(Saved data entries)
*****

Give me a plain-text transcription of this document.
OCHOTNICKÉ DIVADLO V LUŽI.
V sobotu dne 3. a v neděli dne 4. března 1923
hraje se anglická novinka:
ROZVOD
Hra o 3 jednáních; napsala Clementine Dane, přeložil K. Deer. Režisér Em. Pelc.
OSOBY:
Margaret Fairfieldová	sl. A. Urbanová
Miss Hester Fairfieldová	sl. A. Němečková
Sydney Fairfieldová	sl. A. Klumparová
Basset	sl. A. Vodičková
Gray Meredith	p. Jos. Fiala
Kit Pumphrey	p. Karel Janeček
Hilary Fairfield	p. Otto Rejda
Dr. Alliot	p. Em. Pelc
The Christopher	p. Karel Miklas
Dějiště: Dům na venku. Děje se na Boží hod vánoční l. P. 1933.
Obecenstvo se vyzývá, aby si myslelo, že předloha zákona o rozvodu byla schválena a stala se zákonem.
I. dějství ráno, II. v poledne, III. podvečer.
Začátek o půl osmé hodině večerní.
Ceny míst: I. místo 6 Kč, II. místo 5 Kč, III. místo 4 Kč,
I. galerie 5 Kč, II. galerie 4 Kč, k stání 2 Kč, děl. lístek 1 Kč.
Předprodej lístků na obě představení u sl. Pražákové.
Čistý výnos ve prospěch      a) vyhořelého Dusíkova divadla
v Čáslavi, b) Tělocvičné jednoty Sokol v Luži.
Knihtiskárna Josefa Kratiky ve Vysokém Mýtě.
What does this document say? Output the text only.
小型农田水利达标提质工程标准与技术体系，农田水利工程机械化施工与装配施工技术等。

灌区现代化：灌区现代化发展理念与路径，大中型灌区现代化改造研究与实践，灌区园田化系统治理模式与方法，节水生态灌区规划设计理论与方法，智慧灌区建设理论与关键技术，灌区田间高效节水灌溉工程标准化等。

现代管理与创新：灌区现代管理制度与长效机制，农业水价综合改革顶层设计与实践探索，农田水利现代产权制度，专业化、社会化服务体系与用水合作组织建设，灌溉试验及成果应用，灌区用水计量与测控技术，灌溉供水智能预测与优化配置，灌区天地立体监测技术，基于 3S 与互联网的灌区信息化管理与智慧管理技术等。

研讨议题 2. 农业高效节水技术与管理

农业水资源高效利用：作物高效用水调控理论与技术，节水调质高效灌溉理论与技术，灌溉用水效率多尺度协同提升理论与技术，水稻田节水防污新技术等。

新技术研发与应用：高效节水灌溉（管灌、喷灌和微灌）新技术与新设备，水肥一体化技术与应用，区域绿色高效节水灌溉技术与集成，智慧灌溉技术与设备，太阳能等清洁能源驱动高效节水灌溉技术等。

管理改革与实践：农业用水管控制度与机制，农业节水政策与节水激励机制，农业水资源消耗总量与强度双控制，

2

*****

▶ Problem details
Return every line from the one holding "What does this" through the end of the data, exactly as it appears, with both ends kept and nothing else.

▶ Solution below
What does this document say? Output the text only.
小型农田水利达标提质工程标准与技术体系，农田水利工程机械化施工与装配施工技术等。

灌区现代化：灌区现代化发展理念与路径，大中型灌区现代化改造研究与实践，灌区园田化系统治理模式与方法，节水生态灌区规划设计理论与方法，智慧灌区建设理论与关键技术，灌区田间高效节水灌溉工程标准化等。

现代管理与创新：灌区现代管理制度与长效机制，农业水价综合改革顶层设计与实践探索，农田水利现代产权制度，专业化、社会化服务体系与用水合作组织建设，灌溉试验及成果应用，灌区用水计量与测控技术，灌溉供水智能预测与优化配置，灌区天地立体监测技术，基于 3S 与互联网的灌区信息化管理与智慧管理技术等。

研讨议题 2. 农业高效节水技术与管理

农业水资源高效利用：作物高效用水调控理论与技术，节水调质高效灌溉理论与技术，灌溉用水效率多尺度协同提升理论与技术，水稻田节水防污新技术等。

新技术研发与应用：高效节水灌溉（管灌、喷灌和微灌）新技术与新设备，水肥一体化技术与应用，区域绿色高效节水灌溉技术与集成，智慧灌溉技术与设备，太阳能等清洁能源驱动高效节水灌溉技术等。

管理改革与实践：农业用水管控制度与机制，农业节水政策与节水激励机制，农业水资源消耗总量与强度双控制，

2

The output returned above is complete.